▶ [Problem to work on]:
Extract each line bearing the word "pieces".

[Data records]
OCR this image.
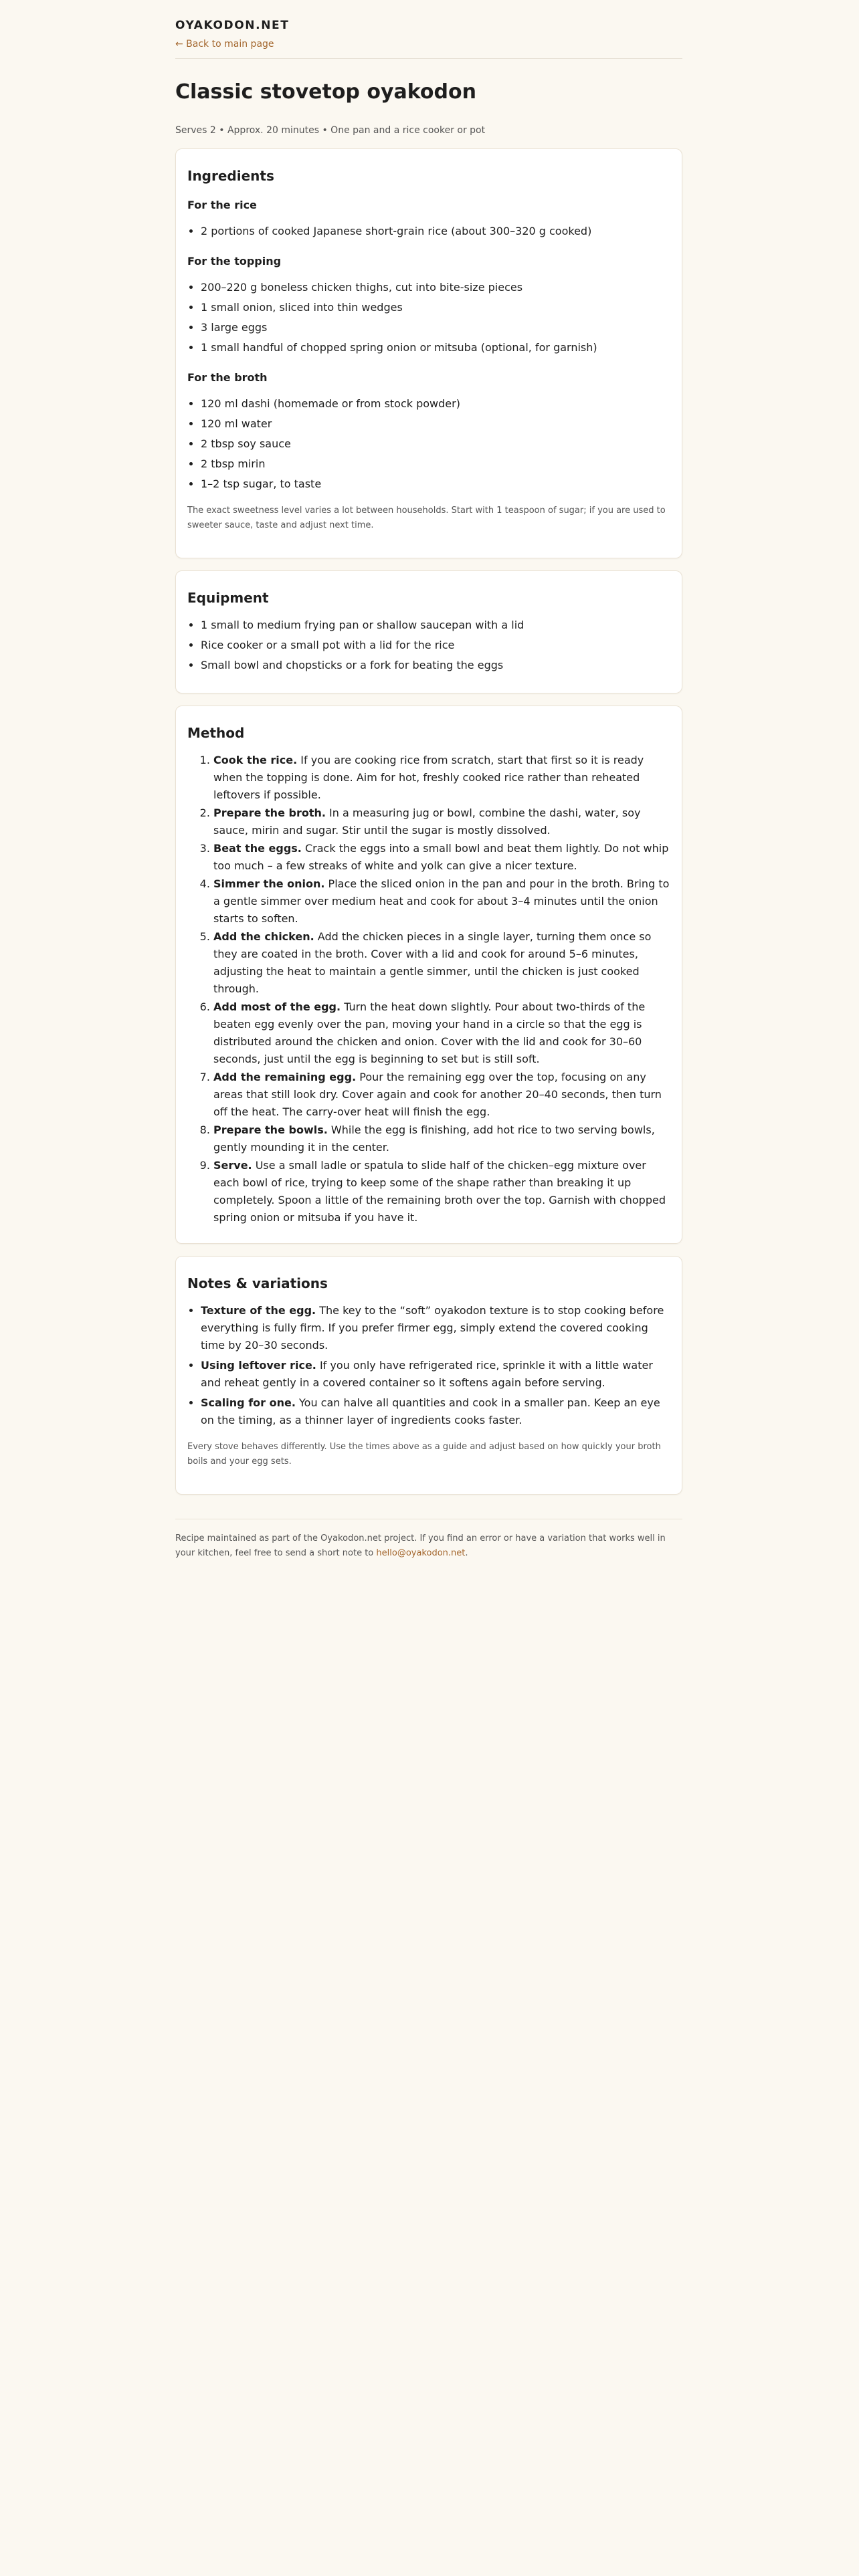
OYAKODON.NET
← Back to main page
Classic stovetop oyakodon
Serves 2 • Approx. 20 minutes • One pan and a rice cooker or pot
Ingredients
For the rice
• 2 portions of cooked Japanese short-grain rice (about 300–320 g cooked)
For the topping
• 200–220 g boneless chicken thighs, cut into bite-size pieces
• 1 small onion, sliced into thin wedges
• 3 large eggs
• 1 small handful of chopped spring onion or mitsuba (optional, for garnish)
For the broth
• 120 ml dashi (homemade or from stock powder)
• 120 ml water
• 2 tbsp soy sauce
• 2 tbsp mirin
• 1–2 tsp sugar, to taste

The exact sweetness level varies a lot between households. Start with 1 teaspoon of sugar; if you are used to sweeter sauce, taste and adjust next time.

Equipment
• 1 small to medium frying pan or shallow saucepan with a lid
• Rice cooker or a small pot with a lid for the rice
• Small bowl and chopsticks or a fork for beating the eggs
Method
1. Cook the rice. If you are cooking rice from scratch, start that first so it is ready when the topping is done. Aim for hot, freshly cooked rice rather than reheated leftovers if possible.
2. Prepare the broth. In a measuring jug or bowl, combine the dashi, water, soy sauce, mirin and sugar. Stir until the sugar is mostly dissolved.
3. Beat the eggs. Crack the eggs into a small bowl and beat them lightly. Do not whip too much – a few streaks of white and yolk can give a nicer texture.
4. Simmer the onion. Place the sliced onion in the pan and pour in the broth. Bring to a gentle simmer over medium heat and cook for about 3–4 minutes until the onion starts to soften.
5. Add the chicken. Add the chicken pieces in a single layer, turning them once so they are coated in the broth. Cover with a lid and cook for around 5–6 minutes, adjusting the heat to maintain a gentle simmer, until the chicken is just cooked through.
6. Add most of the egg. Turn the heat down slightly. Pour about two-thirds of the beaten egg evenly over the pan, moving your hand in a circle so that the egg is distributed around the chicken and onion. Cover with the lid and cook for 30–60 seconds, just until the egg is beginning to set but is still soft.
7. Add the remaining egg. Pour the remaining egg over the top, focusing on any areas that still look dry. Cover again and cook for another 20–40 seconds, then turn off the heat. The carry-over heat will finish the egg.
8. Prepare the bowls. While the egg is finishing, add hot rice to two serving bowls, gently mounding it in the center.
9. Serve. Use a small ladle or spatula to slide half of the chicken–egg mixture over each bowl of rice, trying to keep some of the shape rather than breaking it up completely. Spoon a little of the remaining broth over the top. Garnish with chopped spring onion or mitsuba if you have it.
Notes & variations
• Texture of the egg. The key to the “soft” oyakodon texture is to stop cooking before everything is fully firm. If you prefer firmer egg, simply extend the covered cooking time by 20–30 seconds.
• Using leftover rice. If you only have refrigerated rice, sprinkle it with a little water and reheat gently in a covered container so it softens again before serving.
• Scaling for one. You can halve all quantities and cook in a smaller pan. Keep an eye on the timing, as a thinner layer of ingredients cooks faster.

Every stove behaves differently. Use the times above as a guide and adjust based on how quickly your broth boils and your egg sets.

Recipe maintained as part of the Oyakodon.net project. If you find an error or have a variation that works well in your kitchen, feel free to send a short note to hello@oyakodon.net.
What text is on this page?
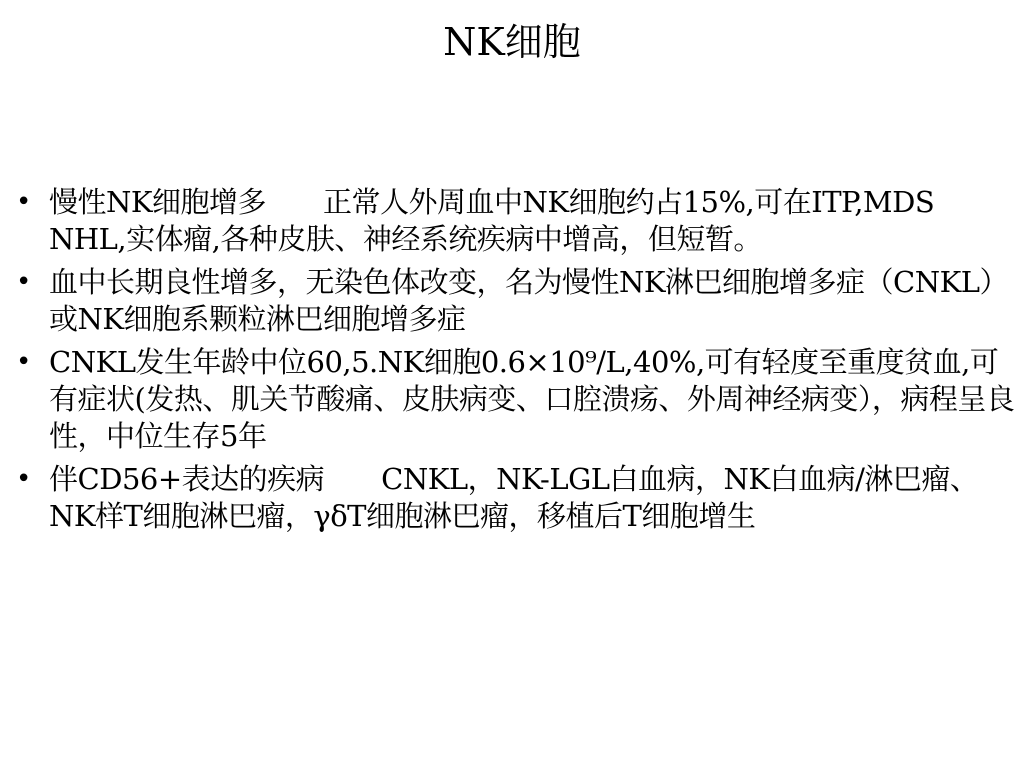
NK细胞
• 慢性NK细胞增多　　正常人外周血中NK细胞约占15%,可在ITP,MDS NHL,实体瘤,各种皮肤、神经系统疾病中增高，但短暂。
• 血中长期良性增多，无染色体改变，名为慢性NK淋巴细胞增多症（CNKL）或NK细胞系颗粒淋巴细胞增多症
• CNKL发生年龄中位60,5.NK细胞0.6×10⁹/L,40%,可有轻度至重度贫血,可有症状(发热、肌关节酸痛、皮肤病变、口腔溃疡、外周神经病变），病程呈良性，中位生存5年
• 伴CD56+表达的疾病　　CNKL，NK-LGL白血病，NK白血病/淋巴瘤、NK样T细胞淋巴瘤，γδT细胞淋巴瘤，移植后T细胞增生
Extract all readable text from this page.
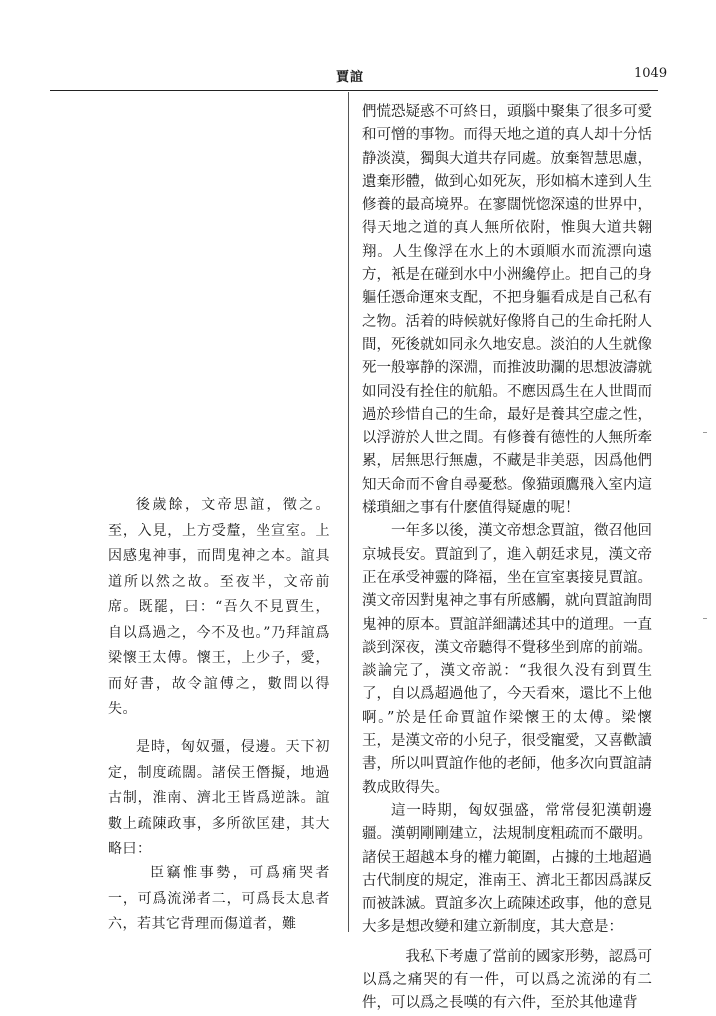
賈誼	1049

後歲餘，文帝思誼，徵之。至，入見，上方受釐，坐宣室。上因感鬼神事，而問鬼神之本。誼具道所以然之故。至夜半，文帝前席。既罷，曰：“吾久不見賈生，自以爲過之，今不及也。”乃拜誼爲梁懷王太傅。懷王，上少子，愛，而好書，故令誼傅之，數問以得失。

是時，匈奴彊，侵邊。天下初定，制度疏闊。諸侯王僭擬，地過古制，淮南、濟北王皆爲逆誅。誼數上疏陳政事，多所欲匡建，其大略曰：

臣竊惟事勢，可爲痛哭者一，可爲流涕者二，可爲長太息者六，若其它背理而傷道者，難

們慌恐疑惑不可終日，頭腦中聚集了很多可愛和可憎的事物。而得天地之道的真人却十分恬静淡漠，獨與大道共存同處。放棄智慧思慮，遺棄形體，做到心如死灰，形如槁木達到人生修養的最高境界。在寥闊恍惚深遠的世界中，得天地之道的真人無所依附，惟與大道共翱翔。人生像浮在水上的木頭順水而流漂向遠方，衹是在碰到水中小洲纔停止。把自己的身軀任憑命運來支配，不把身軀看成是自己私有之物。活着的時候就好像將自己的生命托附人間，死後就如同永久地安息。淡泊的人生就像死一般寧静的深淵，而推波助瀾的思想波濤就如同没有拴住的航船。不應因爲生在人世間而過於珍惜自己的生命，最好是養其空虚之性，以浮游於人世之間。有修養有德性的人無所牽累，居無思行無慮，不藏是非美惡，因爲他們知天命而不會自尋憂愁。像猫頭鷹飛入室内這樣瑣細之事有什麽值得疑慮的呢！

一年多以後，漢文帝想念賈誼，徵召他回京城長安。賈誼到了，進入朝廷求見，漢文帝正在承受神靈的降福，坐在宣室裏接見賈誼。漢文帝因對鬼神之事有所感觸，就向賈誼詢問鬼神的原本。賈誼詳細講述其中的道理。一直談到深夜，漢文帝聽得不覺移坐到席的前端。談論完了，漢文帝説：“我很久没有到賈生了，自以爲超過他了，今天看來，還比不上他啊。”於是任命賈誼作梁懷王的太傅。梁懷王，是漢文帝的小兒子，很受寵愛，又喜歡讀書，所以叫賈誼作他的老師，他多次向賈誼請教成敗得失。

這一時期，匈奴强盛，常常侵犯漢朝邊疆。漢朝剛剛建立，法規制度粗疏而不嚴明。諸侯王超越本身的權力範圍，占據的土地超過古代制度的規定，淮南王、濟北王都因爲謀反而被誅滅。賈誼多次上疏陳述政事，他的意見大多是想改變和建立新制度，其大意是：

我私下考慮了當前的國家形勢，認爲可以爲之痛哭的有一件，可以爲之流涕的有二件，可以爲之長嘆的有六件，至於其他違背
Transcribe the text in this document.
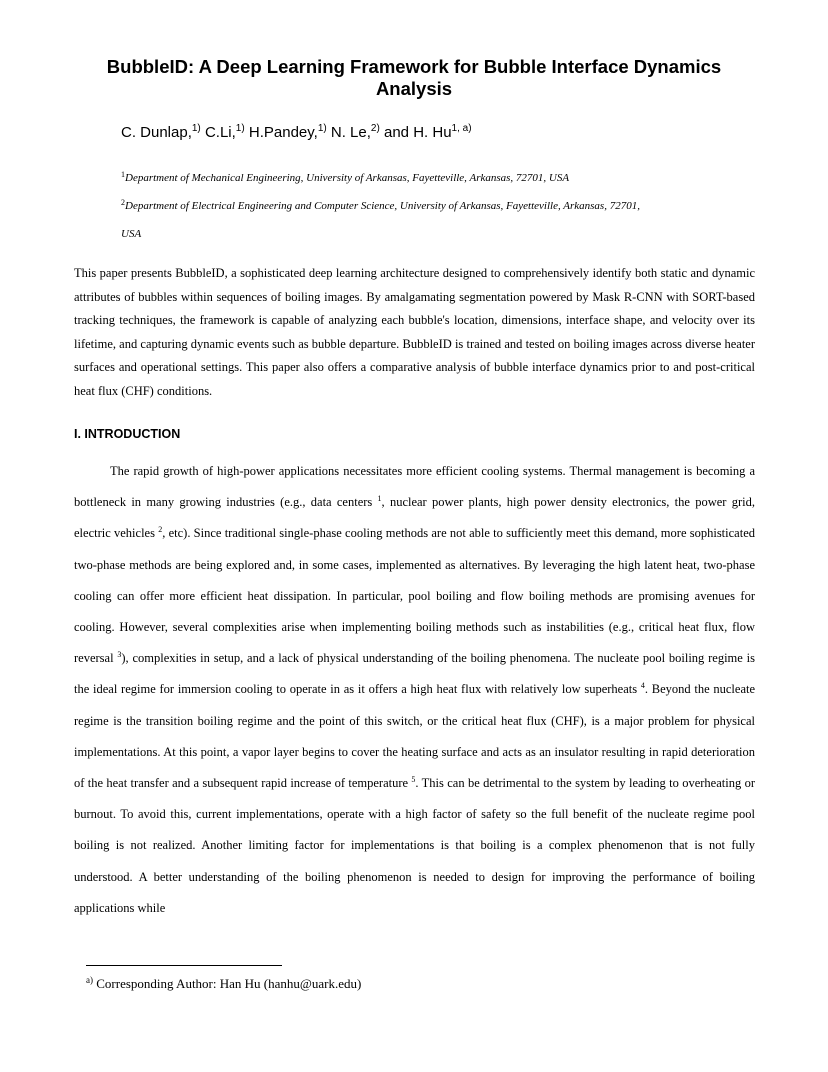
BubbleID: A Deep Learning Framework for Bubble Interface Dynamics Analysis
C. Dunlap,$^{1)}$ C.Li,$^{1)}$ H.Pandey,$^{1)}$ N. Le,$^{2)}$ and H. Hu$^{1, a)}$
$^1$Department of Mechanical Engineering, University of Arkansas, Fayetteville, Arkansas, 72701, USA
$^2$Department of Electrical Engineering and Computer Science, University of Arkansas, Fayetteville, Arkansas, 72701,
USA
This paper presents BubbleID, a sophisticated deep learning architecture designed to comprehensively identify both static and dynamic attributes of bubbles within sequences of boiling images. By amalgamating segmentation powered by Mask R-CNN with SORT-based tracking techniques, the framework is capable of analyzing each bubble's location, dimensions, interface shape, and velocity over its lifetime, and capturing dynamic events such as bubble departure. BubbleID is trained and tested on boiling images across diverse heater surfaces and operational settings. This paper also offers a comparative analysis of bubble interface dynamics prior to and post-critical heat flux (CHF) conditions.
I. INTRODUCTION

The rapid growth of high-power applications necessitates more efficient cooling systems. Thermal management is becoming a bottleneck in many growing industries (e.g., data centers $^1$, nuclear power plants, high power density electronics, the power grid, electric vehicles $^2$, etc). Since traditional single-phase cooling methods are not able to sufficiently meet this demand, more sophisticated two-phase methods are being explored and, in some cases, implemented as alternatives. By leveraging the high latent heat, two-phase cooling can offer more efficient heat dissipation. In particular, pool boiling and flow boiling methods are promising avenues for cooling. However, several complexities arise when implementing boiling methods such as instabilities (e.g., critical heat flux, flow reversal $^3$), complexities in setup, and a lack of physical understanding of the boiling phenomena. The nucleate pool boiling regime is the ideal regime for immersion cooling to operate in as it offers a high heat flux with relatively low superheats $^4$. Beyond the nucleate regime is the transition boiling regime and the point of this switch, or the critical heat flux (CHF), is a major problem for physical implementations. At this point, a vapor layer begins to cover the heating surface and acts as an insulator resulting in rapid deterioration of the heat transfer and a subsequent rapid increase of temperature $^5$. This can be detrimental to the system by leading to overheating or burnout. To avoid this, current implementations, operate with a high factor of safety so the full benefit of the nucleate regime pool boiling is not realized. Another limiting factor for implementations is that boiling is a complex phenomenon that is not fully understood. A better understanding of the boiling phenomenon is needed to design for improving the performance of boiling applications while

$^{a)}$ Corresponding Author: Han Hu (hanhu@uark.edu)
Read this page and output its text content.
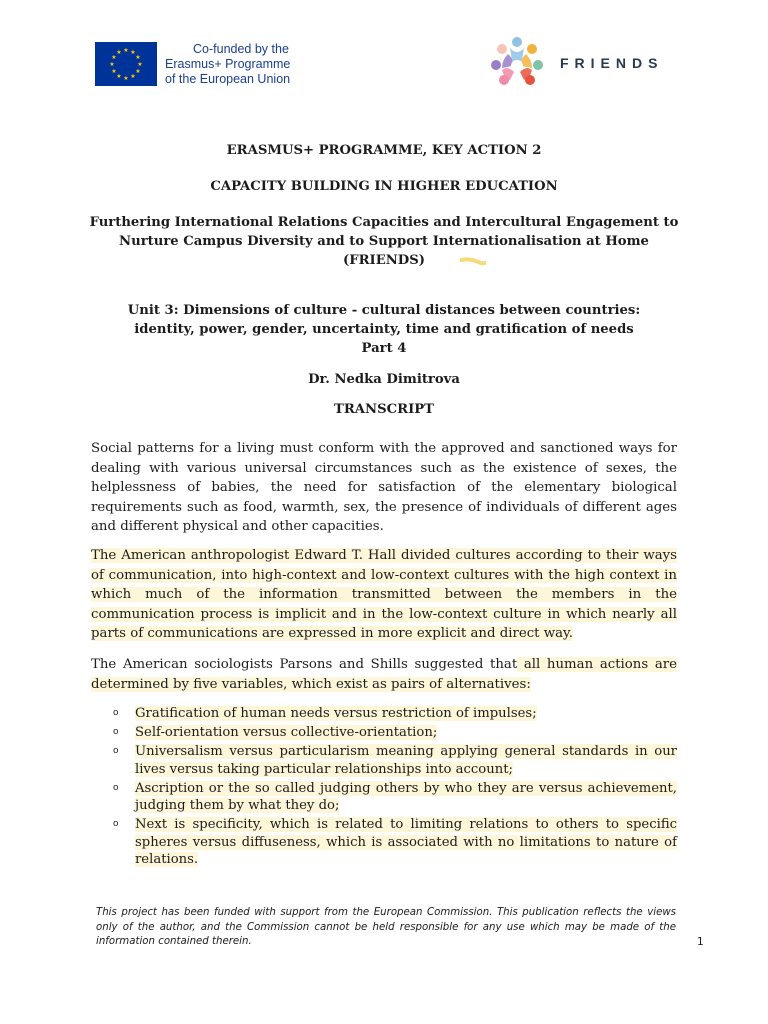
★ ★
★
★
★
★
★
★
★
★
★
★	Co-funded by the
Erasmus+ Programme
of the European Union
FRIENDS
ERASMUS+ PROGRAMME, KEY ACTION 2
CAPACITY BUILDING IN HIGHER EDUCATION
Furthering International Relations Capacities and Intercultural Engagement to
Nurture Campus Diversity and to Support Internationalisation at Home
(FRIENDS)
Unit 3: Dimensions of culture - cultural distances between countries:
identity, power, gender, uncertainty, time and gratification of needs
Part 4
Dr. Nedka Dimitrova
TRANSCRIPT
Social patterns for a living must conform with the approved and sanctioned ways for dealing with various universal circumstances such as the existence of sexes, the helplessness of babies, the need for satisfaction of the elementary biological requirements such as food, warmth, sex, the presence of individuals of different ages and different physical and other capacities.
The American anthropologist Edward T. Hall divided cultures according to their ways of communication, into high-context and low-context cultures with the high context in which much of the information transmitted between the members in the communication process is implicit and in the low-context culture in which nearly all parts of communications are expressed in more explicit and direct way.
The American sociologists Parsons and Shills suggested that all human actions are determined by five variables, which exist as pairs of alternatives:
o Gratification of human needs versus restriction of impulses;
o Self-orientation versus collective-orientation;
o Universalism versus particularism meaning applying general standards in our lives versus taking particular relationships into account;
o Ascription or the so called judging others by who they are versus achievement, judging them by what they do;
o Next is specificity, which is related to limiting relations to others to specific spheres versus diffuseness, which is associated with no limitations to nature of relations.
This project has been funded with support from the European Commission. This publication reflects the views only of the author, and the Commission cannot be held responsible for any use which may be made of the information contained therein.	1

▶ [Final result]:
• 200–220 g boneless chicken thighs, cut into bite-size pieces
5. Add the chicken. Add the chicken pieces in a single layer, turning them once so they are coated in the broth. Cover with a lid and cook for around 5–6 minutes, adjusting the heat to maintain a gentle simmer, until the chicken is just cooked through.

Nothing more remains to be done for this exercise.